▶ Try it
Restate the material verbatim, every line included.

▶ Given information
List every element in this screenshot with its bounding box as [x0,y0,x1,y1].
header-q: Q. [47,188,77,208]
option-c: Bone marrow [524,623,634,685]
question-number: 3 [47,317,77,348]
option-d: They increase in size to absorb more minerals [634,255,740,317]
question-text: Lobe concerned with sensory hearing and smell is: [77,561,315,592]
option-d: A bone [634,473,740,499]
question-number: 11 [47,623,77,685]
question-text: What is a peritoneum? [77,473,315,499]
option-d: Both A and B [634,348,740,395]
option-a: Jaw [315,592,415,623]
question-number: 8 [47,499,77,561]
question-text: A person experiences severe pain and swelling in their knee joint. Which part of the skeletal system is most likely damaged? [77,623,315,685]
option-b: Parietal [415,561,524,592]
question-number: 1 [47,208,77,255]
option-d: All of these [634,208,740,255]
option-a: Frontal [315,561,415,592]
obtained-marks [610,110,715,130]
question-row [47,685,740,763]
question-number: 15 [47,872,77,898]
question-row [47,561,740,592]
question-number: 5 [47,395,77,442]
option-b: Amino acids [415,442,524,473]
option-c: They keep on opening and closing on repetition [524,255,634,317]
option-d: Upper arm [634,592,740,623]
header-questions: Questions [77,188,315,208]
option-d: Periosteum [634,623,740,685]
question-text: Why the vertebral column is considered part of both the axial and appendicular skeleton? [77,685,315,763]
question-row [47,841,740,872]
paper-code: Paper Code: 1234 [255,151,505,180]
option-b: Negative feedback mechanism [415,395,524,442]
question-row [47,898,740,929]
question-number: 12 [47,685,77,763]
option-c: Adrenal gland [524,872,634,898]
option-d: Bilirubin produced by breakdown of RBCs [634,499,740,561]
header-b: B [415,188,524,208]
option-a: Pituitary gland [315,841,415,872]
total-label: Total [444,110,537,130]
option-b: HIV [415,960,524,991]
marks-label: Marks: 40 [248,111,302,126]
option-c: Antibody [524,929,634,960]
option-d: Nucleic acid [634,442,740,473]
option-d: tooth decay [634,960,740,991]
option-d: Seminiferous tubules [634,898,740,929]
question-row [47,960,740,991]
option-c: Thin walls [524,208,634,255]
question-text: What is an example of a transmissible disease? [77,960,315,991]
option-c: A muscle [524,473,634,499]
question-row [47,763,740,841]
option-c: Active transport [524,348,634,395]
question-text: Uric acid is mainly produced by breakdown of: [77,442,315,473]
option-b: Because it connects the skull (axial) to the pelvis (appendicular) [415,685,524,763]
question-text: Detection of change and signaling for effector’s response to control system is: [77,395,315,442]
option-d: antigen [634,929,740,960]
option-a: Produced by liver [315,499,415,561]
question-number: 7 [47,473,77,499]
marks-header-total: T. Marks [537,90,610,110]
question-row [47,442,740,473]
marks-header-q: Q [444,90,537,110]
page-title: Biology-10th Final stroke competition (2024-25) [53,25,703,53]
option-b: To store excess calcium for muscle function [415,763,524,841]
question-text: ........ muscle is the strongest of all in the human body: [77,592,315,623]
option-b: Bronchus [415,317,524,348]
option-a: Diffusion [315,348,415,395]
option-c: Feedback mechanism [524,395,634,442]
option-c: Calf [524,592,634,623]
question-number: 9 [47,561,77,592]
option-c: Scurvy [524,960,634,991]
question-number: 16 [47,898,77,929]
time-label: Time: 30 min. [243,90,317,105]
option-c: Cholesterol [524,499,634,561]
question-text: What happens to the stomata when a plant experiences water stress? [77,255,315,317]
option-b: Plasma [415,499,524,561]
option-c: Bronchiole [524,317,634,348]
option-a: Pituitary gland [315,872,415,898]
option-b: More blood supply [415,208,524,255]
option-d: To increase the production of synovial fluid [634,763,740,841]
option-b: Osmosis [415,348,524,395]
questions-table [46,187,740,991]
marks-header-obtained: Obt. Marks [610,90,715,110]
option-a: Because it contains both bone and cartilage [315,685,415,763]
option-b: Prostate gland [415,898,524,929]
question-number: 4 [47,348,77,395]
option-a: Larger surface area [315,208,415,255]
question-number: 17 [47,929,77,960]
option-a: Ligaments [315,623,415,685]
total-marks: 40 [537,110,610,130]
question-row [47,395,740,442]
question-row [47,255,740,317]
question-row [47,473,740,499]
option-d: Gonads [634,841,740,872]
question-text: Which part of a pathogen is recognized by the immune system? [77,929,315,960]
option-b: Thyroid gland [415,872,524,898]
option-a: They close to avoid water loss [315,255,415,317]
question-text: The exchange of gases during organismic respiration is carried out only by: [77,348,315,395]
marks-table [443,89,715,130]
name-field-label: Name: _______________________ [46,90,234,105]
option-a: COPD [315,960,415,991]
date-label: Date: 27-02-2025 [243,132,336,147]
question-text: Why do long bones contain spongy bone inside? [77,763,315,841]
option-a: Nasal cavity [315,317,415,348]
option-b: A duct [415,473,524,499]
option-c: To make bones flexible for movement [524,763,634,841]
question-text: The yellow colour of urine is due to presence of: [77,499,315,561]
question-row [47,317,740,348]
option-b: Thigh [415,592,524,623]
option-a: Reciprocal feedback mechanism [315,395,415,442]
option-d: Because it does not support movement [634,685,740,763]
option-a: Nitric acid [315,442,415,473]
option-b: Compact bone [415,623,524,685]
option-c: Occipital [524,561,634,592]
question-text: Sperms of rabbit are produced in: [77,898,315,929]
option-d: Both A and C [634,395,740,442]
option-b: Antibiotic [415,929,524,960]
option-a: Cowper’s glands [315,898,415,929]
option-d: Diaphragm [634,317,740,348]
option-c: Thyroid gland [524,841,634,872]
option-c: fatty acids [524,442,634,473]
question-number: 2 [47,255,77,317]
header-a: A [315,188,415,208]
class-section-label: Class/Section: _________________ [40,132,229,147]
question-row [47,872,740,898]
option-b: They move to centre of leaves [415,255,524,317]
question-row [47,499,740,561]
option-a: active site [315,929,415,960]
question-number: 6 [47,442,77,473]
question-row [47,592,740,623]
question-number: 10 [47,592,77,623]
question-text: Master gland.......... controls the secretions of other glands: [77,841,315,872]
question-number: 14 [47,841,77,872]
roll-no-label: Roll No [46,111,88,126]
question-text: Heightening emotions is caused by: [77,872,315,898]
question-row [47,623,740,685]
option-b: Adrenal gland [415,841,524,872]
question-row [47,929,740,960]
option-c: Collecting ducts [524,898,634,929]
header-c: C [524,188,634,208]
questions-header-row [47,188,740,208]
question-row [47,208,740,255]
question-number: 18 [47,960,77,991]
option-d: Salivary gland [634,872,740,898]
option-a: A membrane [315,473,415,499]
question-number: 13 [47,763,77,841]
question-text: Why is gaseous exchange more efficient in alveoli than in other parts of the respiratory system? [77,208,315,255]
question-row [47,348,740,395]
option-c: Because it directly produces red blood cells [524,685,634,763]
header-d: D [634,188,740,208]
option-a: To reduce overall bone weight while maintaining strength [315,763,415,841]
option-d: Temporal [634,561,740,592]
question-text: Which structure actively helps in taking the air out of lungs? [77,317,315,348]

▶ Finished task
List every element in this screenshot with its bounding box as [x0,y0,x1,y1].
header-q: Q. [47,188,77,208]
option-c: Bone marrow [524,623,634,685]
question-number: 3 [47,317,77,348]
option-d: They increase in size to absorb more minerals [634,255,740,317]
question-text: Lobe concerned with sensory hearing and smell is: [77,561,315,592]
option-d: A bone [634,473,740,499]
question-number: 11 [47,623,77,685]
question-text: What is a peritoneum? [77,473,315,499]
option-d: Both A and B [634,348,740,395]
option-a: Jaw [315,592,415,623]
question-number: 8 [47,499,77,561]
question-text: A person experiences severe pain and swelling in their knee joint. Which part of the skeletal system is most likely damaged? [77,623,315,685]
option-b: Parietal [415,561,524,592]
question-number: 1 [47,208,77,255]
option-d: All of these [634,208,740,255]
option-a: Frontal [315,561,415,592]
obtained-marks [610,110,715,130]
question-row [47,685,740,763]
question-number: 15 [47,872,77,898]
question-row [47,561,740,592]
question-number: 5 [47,395,77,442]
option-b: Amino acids [415,442,524,473]
option-c: They keep on opening and closing on repetition [524,255,634,317]
option-d: Upper arm [634,592,740,623]
header-questions: Questions [77,188,315,208]
option-d: Periosteum [634,623,740,685]
question-text: Why the vertebral column is considered part of both the axial and appendicular skeleton? [77,685,315,763]
question-row [47,841,740,872]
paper-code: Paper Code: 1234 [255,151,505,180]
option-b: Negative feedback mechanism [415,395,524,442]
question-row [47,898,740,929]
question-number: 12 [47,685,77,763]
option-c: Adrenal gland [524,872,634,898]
option-d: Bilirubin produced by breakdown of RBCs [634,499,740,561]
header-b: B [415,188,524,208]
option-a: Pituitary gland [315,841,415,872]
total-label: Total [444,110,537,130]
option-b: HIV [415,960,524,991]
marks-label: Marks: 40 [248,111,302,126]
option-c: Antibody [524,929,634,960]
option-d: Nucleic acid [634,442,740,473]
option-d: tooth decay [634,960,740,991]
option-d: Seminiferous tubules [634,898,740,929]
question-row [47,960,740,991]
option-c: Thin walls [524,208,634,255]
question-text: What is an example of a transmissible disease? [77,960,315,991]
option-c: A muscle [524,473,634,499]
question-row [47,763,740,841]
option-c: Active transport [524,348,634,395]
question-text: Uric acid is mainly produced by breakdown of: [77,442,315,473]
option-b: Because it connects the skull (axial) to the pelvis (appendicular) [415,685,524,763]
question-text: Detection of change and signaling for effector’s response to control system is: [77,395,315,442]
option-d: antigen [634,929,740,960]
option-a: Produced by liver [315,499,415,561]
question-number: 7 [47,473,77,499]
marks-header-total: T. Marks [537,90,610,110]
question-row [47,442,740,473]
marks-header-q: Q [444,90,537,110]
page-title: Biology-10th Final stroke competition (2024-25) [53,25,703,53]
option-b: To store excess calcium for muscle function [415,763,524,841]
question-text: ........ muscle is the strongest of all in the human body: [77,592,315,623]
option-b: Bronchus [415,317,524,348]
option-a: Diffusion [315,348,415,395]
option-c: Feedback mechanism [524,395,634,442]
option-c: Calf [524,592,634,623]
question-number: 9 [47,561,77,592]
option-c: Scurvy [524,960,634,991]
question-number: 16 [47,898,77,929]
time-label: Time: 30 min. [243,90,317,105]
option-c: Cholesterol [524,499,634,561]
question-text: What happens to the stomata when a plant experiences water stress? [77,255,315,317]
option-b: Plasma [415,499,524,561]
option-c: Bronchiole [524,317,634,348]
option-a: Pituitary gland [315,872,415,898]
option-b: More blood supply [415,208,524,255]
option-d: To increase the production of synovial fluid [634,763,740,841]
option-b: Osmosis [415,348,524,395]
questions-table [46,187,740,991]
marks-header-obtained: Obt. Marks [610,90,715,110]
option-a: Because it contains both bone and cartilage [315,685,415,763]
option-b: Prostate gland [415,898,524,929]
question-number: 4 [47,348,77,395]
option-a: Larger surface area [315,208,415,255]
question-number: 17 [47,929,77,960]
option-a: Ligaments [315,623,415,685]
total-marks: 40 [537,110,610,130]
question-row [47,395,740,442]
question-row [47,255,740,317]
question-row [47,473,740,499]
option-d: Gonads [634,841,740,872]
question-text: Which part of a pathogen is recognized by the immune system? [77,929,315,960]
option-b: Thyroid gland [415,872,524,898]
option-a: They close to avoid water loss [315,255,415,317]
question-text: The exchange of gases during organismic respiration is carried out only by: [77,348,315,395]
marks-table [443,89,715,130]
name-field-label: Name: _______________________ [46,90,234,105]
option-a: COPD [315,960,415,991]
date-label: Date: 27-02-2025 [243,132,336,147]
question-text: Why do long bones contain spongy bone inside? [77,763,315,841]
option-a: Nasal cavity [315,317,415,348]
option-b: A duct [415,473,524,499]
option-c: To make bones flexible for movement [524,763,634,841]
question-text: The yellow colour of urine is due to presence of: [77,499,315,561]
question-row [47,317,740,348]
option-b: Thigh [415,592,524,623]
option-a: Reciprocal feedback mechanism [315,395,415,442]
option-d: Because it does not support movement [634,685,740,763]
option-a: Nitric acid [315,442,415,473]
option-b: Compact bone [415,623,524,685]
option-c: Occipital [524,561,634,592]
question-text: Sperms of rabbit are produced in: [77,898,315,929]
option-d: Both A and C [634,395,740,442]
option-b: Antibiotic [415,929,524,960]
option-a: Cowper’s glands [315,898,415,929]
option-d: Diaphragm [634,317,740,348]
option-c: Thyroid gland [524,841,634,872]
option-c: fatty acids [524,442,634,473]
question-number: 2 [47,255,77,317]
header-a: A [315,188,415,208]
class-section-label: Class/Section: _________________ [40,132,229,147]
question-row [47,872,740,898]
option-b: They move to centre of leaves [415,255,524,317]
question-row [47,499,740,561]
option-a: active site [315,929,415,960]
question-number: 6 [47,442,77,473]
question-row [47,592,740,623]
question-number: 10 [47,592,77,623]
question-text: Master gland.......... controls the secretions of other glands: [77,841,315,872]
question-number: 14 [47,841,77,872]
roll-no-label: Roll No [46,111,88,126]
question-text: Heightening emotions is caused by: [77,872,315,898]
question-row [47,623,740,685]
option-b: Adrenal gland [415,841,524,872]
question-row [47,929,740,960]
option-c: Collecting ducts [524,898,634,929]
header-c: C [524,188,634,208]
questions-header-row [47,188,740,208]
question-row [47,208,740,255]
question-number: 18 [47,960,77,991]
option-d: Salivary gland [634,872,740,898]
option-a: A membrane [315,473,415,499]
question-number: 13 [47,763,77,841]
question-text: Why is gaseous exchange more efficient in alveoli than in other parts of the respiratory system? [77,208,315,255]
question-row [47,348,740,395]
option-c: Because it directly produces red blood cells [524,685,634,763]
header-d: D [634,188,740,208]
option-a: To reduce overall bone weight while maintaining strength [315,763,415,841]
option-d: Temporal [634,561,740,592]
question-text: Which structure actively helps in taking the air out of lungs? [77,317,315,348]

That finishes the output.